* _Directions for this task_
Set down each record exactly as written.

* _Supplied entries_
***
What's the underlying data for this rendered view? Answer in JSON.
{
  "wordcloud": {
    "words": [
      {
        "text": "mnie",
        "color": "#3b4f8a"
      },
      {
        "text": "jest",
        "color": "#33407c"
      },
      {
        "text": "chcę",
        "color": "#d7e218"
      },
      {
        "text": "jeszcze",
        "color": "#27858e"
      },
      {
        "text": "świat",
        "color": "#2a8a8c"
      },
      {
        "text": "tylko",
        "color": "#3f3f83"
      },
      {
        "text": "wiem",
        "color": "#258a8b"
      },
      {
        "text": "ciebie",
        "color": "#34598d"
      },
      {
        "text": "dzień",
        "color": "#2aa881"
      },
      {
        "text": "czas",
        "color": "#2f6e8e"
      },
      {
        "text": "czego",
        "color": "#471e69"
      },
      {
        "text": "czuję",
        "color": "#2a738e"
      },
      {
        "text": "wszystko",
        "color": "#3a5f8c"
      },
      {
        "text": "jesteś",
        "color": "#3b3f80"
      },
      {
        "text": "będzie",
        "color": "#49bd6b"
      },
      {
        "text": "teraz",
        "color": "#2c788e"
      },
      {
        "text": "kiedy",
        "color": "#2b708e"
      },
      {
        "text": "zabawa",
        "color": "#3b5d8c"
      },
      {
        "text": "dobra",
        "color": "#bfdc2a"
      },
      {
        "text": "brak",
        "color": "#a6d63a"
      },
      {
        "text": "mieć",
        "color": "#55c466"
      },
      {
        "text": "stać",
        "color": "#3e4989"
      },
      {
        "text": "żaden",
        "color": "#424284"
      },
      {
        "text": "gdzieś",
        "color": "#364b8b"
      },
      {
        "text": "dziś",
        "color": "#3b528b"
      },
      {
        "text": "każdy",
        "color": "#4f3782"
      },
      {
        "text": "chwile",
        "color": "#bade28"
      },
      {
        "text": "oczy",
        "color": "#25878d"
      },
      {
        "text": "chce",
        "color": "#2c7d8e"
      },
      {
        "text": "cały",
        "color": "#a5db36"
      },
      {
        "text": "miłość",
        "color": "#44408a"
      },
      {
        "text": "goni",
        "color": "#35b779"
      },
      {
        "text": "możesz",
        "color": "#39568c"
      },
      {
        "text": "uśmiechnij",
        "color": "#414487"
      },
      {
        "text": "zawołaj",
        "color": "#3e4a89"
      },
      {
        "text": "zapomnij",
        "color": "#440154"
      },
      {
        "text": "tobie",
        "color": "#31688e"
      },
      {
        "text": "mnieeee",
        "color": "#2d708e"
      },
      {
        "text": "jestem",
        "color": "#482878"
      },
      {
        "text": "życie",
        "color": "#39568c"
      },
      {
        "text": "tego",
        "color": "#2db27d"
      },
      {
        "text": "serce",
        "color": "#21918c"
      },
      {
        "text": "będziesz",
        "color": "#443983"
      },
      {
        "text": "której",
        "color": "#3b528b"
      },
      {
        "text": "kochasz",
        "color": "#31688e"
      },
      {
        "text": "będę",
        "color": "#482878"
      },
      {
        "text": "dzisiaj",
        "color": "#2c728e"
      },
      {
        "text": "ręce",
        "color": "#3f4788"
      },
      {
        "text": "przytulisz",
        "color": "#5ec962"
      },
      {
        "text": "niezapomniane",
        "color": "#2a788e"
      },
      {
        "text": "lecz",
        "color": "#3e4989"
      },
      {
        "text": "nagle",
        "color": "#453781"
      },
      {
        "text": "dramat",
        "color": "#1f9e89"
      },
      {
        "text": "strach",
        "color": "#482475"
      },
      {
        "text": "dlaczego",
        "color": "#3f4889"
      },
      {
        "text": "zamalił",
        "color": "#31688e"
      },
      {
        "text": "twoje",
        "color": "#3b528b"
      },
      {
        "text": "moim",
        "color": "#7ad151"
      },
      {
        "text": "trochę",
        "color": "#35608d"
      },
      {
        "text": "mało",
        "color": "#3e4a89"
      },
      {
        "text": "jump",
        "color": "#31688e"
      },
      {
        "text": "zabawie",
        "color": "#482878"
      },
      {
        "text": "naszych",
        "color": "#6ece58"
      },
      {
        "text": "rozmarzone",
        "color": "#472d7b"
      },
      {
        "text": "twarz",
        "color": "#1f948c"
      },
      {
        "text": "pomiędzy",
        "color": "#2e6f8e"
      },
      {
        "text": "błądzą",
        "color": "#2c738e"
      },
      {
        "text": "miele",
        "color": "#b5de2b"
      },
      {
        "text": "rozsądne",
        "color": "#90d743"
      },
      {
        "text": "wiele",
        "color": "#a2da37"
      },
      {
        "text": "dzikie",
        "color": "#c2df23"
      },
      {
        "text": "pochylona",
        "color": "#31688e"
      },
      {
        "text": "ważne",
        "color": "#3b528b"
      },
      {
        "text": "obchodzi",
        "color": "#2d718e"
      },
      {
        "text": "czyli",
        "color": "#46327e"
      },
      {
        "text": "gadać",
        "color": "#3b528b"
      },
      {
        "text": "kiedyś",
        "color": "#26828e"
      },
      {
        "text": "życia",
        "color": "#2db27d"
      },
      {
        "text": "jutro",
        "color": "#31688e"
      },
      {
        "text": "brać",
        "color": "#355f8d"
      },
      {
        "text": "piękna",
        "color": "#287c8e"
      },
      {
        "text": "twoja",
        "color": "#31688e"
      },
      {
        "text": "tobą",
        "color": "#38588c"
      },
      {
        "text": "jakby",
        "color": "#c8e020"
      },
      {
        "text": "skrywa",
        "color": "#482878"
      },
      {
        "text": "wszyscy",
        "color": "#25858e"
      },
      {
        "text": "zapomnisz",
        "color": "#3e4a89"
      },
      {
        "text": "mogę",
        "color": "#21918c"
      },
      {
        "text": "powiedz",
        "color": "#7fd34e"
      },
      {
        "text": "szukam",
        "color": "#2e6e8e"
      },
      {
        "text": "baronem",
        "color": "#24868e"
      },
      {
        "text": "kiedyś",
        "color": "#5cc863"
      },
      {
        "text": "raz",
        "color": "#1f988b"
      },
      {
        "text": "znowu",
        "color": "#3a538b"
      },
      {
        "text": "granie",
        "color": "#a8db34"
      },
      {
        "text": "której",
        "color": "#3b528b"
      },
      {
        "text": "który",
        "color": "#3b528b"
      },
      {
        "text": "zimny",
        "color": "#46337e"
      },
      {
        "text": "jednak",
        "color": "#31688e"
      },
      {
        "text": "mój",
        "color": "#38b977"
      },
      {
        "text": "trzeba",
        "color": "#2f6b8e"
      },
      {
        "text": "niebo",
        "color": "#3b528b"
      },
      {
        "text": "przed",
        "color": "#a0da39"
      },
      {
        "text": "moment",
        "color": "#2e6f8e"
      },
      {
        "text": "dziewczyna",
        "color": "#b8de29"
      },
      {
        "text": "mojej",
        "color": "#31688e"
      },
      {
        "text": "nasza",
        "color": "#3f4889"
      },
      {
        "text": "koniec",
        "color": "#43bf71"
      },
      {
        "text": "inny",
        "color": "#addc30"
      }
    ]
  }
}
***
* _The solution_
What's the underlying data for this rendered view? Answer in JSON.
{
  "wordcloud": {
    "words": [
      {
        "text": "mnie",
        "color": "#3b4f8a"
      },
      {
        "text": "jest",
        "color": "#33407c"
      },
      {
        "text": "chcę",
        "color": "#d7e218"
      },
      {
        "text": "jeszcze",
        "color": "#27858e"
      },
      {
        "text": "świat",
        "color": "#2a8a8c"
      },
      {
        "text": "tylko",
        "color": "#3f3f83"
      },
      {
        "text": "wiem",
        "color": "#258a8b"
      },
      {
        "text": "ciebie",
        "color": "#34598d"
      },
      {
        "text": "dzień",
        "color": "#2aa881"
      },
      {
        "text": "czas",
        "color": "#2f6e8e"
      },
      {
        "text": "czego",
        "color": "#471e69"
      },
      {
        "text": "czuję",
        "color": "#2a738e"
      },
      {
        "text": "wszystko",
        "color": "#3a5f8c"
      },
      {
        "text": "jesteś",
        "color": "#3b3f80"
      },
      {
        "text": "będzie",
        "color": "#49bd6b"
      },
      {
        "text": "teraz",
        "color": "#2c788e"
      },
      {
        "text": "kiedy",
        "color": "#2b708e"
      },
      {
        "text": "zabawa",
        "color": "#3b5d8c"
      },
      {
        "text": "dobra",
        "color": "#bfdc2a"
      },
      {
        "text": "brak",
        "color": "#a6d63a"
      },
      {
        "text": "mieć",
        "color": "#55c466"
      },
      {
        "text": "stać",
        "color": "#3e4989"
      },
      {
        "text": "żaden",
        "color": "#424284"
      },
      {
        "text": "gdzieś",
        "color": "#364b8b"
      },
      {
        "text": "dziś",
        "color": "#3b528b"
      },
      {
        "text": "każdy",
        "color": "#4f3782"
      },
      {
        "text": "chwile",
        "color": "#bade28"
      },
      {
        "text": "oczy",
        "color": "#25878d"
      },
      {
        "text": "chce",
        "color": "#2c7d8e"
      },
      {
        "text": "cały",
        "color": "#a5db36"
      },
      {
        "text": "miłość",
        "color": "#44408a"
      },
      {
        "text": "goni",
        "color": "#35b779"
      },
      {
        "text": "możesz",
        "color": "#39568c"
      },
      {
        "text": "uśmiechnij",
        "color": "#414487"
      },
      {
        "text": "zawołaj",
        "color": "#3e4a89"
      },
      {
        "text": "zapomnij",
        "color": "#440154"
      },
      {
        "text": "tobie",
        "color": "#31688e"
      },
      {
        "text": "mnieeee",
        "color": "#2d708e"
      },
      {
        "text": "jestem",
        "color": "#482878"
      },
      {
        "text": "życie",
        "color": "#39568c"
      },
      {
        "text": "tego",
        "color": "#2db27d"
      },
      {
        "text": "serce",
        "color": "#21918c"
      },
      {
        "text": "będziesz",
        "color": "#443983"
      },
      {
        "text": "której",
        "color": "#3b528b"
      },
      {
        "text": "kochasz",
        "color": "#31688e"
      },
      {
        "text": "będę",
        "color": "#482878"
      },
      {
        "text": "dzisiaj",
        "color": "#2c728e"
      },
      {
        "text": "ręce",
        "color": "#3f4788"
      },
      {
        "text": "przytulisz",
        "color": "#5ec962"
      },
      {
        "text": "niezapomniane",
        "color": "#2a788e"
      },
      {
        "text": "lecz",
        "color": "#3e4989"
      },
      {
        "text": "nagle",
        "color": "#453781"
      },
      {
        "text": "dramat",
        "color": "#1f9e89"
      },
      {
        "text": "strach",
        "color": "#482475"
      },
      {
        "text": "dlaczego",
        "color": "#3f4889"
      },
      {
        "text": "zamalił",
        "color": "#31688e"
      },
      {
        "text": "twoje",
        "color": "#3b528b"
      },
      {
        "text": "moim",
        "color": "#7ad151"
      },
      {
        "text": "trochę",
        "color": "#35608d"
      },
      {
        "text": "mało",
        "color": "#3e4a89"
      },
      {
        "text": "jump",
        "color": "#31688e"
      },
      {
        "text": "zabawie",
        "color": "#482878"
      },
      {
        "text": "naszych",
        "color": "#6ece58"
      },
      {
        "text": "rozmarzone",
        "color": "#472d7b"
      },
      {
        "text": "twarz",
        "color": "#1f948c"
      },
      {
        "text": "pomiędzy",
        "color": "#2e6f8e"
      },
      {
        "text": "błądzą",
        "color": "#2c738e"
      },
      {
        "text": "miele",
        "color": "#b5de2b"
      },
      {
        "text": "rozsądne",
        "color": "#90d743"
      },
      {
        "text": "wiele",
        "color": "#a2da37"
      },
      {
        "text": "dzikie",
        "color": "#c2df23"
      },
      {
        "text": "pochylona",
        "color": "#31688e"
      },
      {
        "text": "ważne",
        "color": "#3b528b"
      },
      {
        "text": "obchodzi",
        "color": "#2d718e"
      },
      {
        "text": "czyli",
        "color": "#46327e"
      },
      {
        "text": "gadać",
        "color": "#3b528b"
      },
      {
        "text": "kiedyś",
        "color": "#26828e"
      },
      {
        "text": "życia",
        "color": "#2db27d"
      },
      {
        "text": "jutro",
        "color": "#31688e"
      },
      {
        "text": "brać",
        "color": "#355f8d"
      },
      {
        "text": "piękna",
        "color": "#287c8e"
      },
      {
        "text": "twoja",
        "color": "#31688e"
      },
      {
        "text": "tobą",
        "color": "#38588c"
      },
      {
        "text": "jakby",
        "color": "#c8e020"
      },
      {
        "text": "skrywa",
        "color": "#482878"
      },
      {
        "text": "wszyscy",
        "color": "#25858e"
      },
      {
        "text": "zapomnisz",
        "color": "#3e4a89"
      },
      {
        "text": "mogę",
        "color": "#21918c"
      },
      {
        "text": "powiedz",
        "color": "#7fd34e"
      },
      {
        "text": "szukam",
        "color": "#2e6e8e"
      },
      {
        "text": "baronem",
        "color": "#24868e"
      },
      {
        "text": "kiedyś",
        "color": "#5cc863"
      },
      {
        "text": "raz",
        "color": "#1f988b"
      },
      {
        "text": "znowu",
        "color": "#3a538b"
      },
      {
        "text": "granie",
        "color": "#a8db34"
      },
      {
        "text": "której",
        "color": "#3b528b"
      },
      {
        "text": "który",
        "color": "#3b528b"
      },
      {
        "text": "zimny",
        "color": "#46337e"
      },
      {
        "text": "jednak",
        "color": "#31688e"
      },
      {
        "text": "mój",
        "color": "#38b977"
      },
      {
        "text": "trzeba",
        "color": "#2f6b8e"
      },
      {
        "text": "niebo",
        "color": "#3b528b"
      },
      {
        "text": "przed",
        "color": "#a0da39"
      },
      {
        "text": "moment",
        "color": "#2e6f8e"
      },
      {
        "text": "dziewczyna",
        "color": "#b8de29"
      },
      {
        "text": "mojej",
        "color": "#31688e"
      },
      {
        "text": "nasza",
        "color": "#3f4889"
      },
      {
        "text": "koniec",
        "color": "#43bf71"
      },
      {
        "text": "inny",
        "color": "#addc30"
      }
    ]
  }
}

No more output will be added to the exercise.